§ YOUR TASK:
How many lines in this data contain the string "title"? Reply with the number only.

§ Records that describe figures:

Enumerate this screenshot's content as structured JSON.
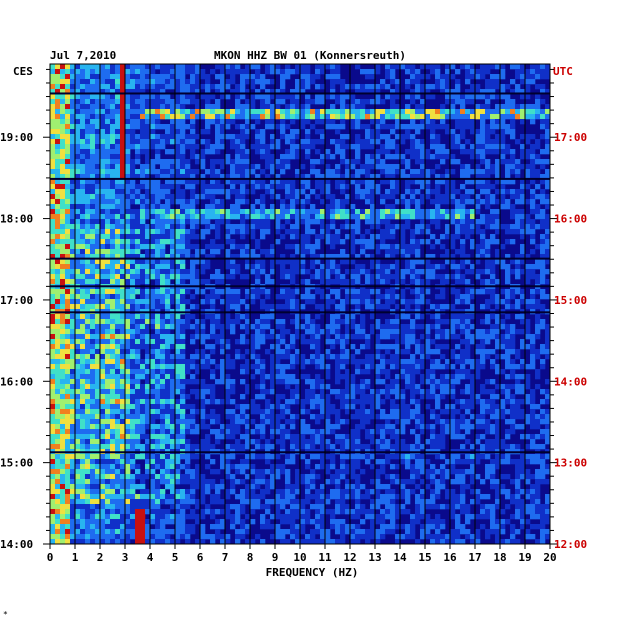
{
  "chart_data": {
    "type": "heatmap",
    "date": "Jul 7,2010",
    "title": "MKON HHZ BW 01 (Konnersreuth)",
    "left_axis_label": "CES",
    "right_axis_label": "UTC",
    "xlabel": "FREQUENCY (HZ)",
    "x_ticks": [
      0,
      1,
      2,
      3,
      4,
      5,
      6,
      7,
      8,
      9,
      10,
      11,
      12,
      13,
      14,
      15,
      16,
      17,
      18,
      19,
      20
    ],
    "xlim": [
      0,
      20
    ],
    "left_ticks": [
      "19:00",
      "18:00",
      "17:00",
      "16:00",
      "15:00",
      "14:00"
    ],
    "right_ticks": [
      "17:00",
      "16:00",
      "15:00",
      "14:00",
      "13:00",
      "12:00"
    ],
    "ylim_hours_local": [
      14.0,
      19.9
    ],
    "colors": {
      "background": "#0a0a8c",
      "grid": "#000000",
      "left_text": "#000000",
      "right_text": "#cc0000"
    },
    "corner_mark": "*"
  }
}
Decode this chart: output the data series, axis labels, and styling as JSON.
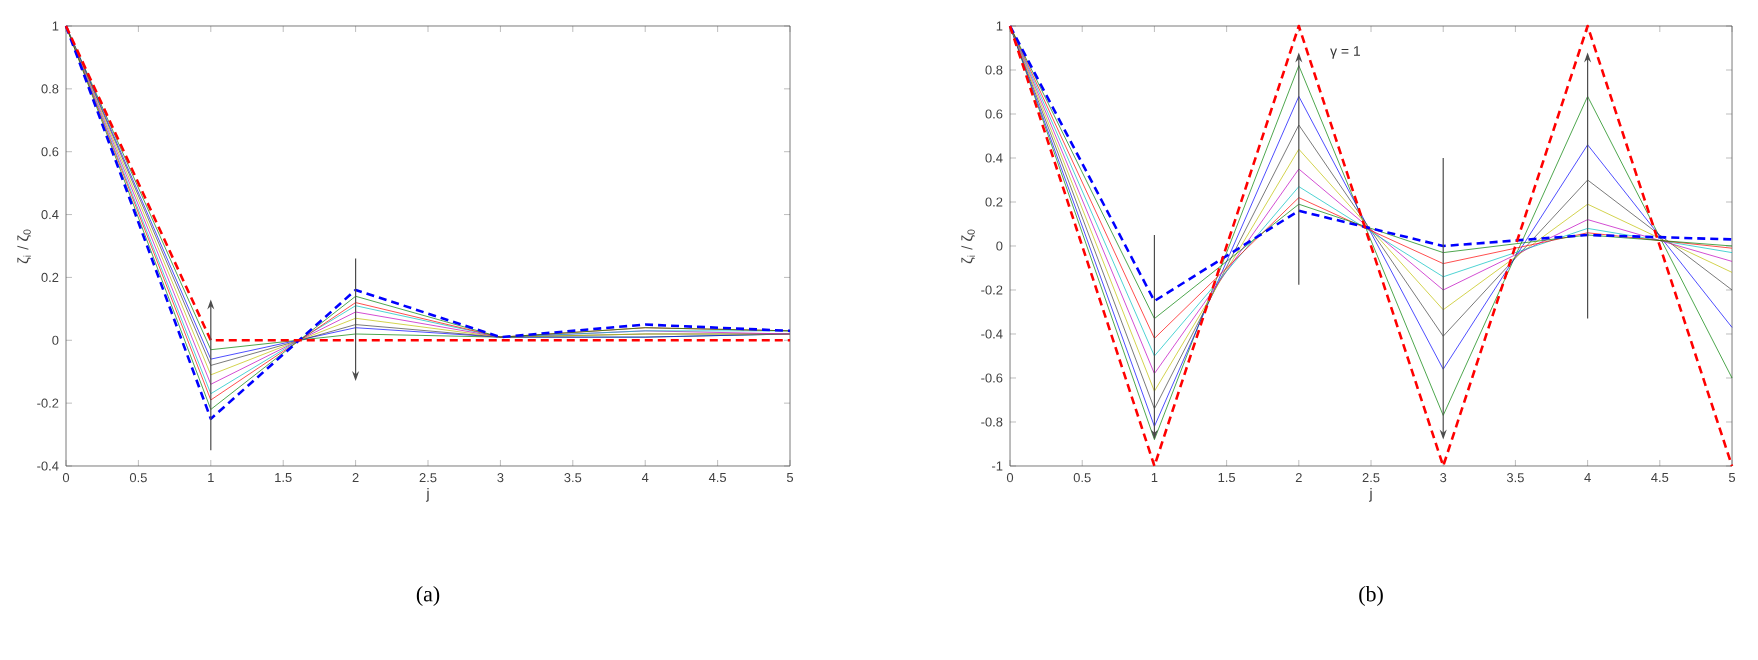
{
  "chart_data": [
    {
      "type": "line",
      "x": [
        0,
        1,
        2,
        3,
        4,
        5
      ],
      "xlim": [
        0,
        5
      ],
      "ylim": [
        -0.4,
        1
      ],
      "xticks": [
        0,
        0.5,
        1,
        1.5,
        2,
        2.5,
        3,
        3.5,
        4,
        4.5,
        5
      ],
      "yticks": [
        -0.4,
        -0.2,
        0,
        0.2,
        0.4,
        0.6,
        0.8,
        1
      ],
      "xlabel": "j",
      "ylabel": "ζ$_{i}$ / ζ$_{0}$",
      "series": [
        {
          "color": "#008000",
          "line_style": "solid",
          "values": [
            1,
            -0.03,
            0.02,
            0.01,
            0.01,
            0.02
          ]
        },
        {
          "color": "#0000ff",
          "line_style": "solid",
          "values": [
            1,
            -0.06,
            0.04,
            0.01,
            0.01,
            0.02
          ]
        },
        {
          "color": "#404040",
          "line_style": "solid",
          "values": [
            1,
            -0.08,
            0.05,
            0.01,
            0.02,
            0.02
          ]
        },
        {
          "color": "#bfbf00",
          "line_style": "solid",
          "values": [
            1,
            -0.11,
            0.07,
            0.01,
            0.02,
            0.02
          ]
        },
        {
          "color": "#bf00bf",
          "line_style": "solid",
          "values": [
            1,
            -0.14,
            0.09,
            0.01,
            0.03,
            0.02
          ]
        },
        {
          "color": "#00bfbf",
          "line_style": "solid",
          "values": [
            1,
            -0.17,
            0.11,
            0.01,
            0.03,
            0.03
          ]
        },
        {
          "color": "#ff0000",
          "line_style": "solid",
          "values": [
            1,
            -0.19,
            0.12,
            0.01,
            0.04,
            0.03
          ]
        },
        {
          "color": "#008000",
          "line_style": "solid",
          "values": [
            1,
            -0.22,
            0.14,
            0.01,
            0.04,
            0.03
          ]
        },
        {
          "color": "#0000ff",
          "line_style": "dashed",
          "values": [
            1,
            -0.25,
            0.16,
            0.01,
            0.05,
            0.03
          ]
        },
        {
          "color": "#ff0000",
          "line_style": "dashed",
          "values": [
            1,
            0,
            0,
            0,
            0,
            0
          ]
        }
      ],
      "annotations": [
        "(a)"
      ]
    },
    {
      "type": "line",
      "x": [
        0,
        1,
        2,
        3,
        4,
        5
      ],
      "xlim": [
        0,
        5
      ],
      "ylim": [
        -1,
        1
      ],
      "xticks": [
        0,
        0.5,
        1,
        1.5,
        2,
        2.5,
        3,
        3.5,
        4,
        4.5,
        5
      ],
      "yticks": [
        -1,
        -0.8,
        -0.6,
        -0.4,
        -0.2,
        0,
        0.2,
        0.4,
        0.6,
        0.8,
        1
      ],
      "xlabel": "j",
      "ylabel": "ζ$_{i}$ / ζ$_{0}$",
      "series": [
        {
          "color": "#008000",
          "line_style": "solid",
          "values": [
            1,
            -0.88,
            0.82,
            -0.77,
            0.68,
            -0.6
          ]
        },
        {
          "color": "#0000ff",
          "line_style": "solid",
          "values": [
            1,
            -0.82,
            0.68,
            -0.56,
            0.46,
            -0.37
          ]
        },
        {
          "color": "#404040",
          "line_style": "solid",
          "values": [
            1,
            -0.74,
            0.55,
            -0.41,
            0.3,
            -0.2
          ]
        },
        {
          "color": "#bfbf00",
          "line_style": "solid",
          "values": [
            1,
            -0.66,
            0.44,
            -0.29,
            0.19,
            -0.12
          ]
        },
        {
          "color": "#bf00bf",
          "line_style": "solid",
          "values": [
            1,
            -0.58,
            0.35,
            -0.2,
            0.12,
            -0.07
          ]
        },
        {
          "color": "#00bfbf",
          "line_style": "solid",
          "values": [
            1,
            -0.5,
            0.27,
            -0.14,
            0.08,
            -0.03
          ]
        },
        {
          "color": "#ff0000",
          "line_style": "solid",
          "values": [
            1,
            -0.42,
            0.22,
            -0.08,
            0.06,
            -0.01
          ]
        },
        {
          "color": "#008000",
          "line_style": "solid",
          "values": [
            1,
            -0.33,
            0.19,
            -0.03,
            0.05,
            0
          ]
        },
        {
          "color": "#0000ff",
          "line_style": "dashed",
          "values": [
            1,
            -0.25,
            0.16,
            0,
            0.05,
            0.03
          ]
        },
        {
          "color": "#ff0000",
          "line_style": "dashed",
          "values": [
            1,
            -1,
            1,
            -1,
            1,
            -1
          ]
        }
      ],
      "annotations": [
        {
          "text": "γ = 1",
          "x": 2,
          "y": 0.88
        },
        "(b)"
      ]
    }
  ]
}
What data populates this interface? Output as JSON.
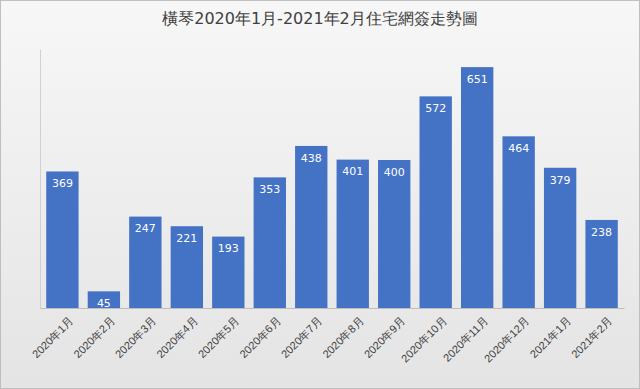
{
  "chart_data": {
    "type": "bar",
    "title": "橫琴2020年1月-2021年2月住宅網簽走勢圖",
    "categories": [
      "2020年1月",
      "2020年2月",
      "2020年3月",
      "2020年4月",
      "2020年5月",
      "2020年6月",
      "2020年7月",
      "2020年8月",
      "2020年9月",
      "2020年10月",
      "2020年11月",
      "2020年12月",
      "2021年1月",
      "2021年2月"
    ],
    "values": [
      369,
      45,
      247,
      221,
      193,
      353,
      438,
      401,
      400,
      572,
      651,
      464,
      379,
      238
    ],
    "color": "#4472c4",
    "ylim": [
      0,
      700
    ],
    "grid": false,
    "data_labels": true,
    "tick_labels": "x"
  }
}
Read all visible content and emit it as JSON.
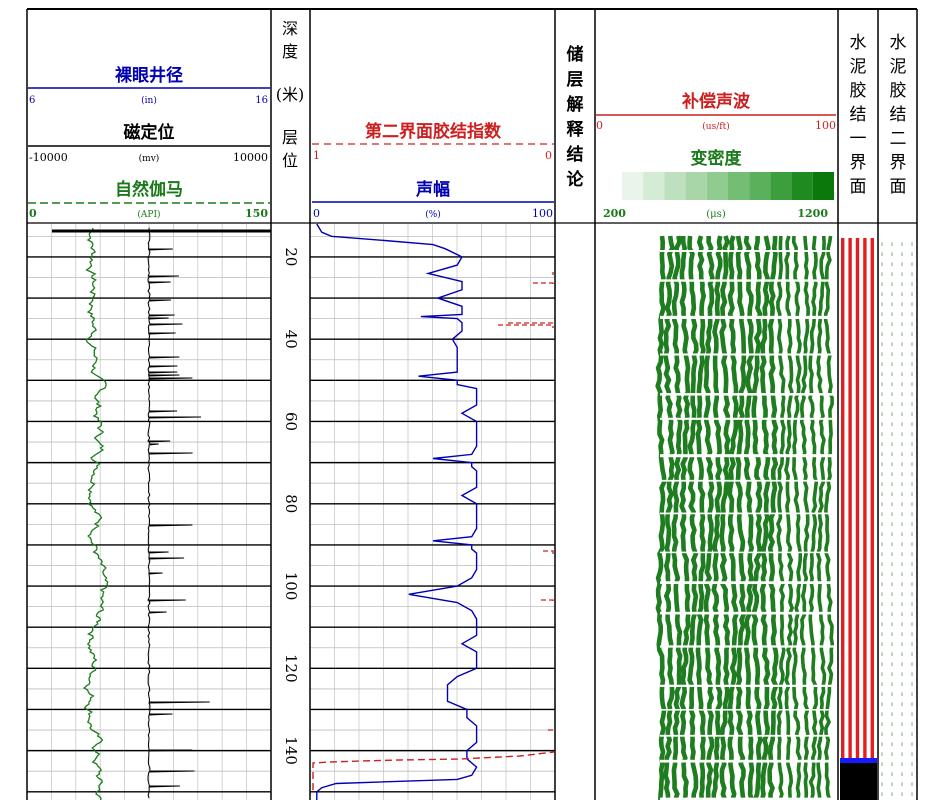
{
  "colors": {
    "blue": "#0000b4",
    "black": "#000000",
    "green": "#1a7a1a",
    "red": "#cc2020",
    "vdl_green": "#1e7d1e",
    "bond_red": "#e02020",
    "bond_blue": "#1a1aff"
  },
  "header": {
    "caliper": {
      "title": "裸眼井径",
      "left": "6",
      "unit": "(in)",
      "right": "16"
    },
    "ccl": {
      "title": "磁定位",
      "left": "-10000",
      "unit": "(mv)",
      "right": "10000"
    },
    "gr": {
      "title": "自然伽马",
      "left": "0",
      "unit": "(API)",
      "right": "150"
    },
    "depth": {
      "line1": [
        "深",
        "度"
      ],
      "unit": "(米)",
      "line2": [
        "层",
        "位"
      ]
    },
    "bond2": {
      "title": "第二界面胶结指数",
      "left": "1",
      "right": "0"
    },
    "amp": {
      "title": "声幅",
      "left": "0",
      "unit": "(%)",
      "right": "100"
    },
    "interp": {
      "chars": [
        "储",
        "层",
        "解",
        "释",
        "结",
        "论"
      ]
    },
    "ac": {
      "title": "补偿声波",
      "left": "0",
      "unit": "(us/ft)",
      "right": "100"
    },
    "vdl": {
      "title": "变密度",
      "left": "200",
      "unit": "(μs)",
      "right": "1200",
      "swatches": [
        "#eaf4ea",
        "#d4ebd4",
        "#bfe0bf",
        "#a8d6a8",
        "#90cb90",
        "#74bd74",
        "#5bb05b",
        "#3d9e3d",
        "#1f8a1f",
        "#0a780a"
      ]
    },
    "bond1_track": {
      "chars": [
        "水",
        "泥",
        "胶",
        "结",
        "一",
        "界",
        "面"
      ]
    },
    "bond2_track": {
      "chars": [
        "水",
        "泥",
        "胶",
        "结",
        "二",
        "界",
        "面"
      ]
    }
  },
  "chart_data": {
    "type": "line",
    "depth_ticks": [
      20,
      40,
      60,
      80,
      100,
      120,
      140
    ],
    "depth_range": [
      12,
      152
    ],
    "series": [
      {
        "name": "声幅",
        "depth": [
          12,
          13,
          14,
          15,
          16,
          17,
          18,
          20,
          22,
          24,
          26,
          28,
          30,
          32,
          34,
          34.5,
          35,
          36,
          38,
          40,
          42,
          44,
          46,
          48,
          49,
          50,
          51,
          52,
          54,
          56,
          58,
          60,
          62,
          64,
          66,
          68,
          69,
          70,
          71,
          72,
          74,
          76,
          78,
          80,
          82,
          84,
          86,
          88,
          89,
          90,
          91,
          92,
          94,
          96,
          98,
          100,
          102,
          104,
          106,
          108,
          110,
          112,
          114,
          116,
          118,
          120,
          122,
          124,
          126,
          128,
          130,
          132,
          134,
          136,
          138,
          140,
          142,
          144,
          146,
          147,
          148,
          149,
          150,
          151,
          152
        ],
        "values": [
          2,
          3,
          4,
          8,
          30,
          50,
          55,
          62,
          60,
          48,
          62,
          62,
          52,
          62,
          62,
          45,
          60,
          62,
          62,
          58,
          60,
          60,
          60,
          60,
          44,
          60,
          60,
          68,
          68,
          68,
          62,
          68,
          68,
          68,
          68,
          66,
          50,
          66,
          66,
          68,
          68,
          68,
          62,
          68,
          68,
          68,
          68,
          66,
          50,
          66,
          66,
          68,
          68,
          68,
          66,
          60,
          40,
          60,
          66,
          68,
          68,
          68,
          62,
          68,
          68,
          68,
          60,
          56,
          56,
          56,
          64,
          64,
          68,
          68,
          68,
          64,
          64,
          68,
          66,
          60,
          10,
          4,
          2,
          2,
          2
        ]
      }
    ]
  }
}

§ WRITTEN ANSWER:
9